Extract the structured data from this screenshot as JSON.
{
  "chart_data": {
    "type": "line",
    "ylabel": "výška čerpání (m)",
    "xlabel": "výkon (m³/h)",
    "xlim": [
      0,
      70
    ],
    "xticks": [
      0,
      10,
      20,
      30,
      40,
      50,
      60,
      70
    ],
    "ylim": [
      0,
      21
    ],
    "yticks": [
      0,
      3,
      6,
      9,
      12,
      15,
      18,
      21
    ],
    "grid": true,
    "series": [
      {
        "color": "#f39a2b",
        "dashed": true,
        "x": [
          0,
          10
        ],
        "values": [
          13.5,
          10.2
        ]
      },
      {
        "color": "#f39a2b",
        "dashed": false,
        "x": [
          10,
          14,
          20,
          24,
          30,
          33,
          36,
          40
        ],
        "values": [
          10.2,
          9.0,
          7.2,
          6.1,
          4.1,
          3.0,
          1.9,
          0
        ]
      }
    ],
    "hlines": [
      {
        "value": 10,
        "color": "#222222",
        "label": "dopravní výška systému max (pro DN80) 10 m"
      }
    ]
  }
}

Problem details — Scan the records above for the string "výška", then report every line that contains it.

Worked answer —
    "ylabel": "výška čerpání (m)",
        "label": "dopravní výška systému max (pro DN80) 10 m"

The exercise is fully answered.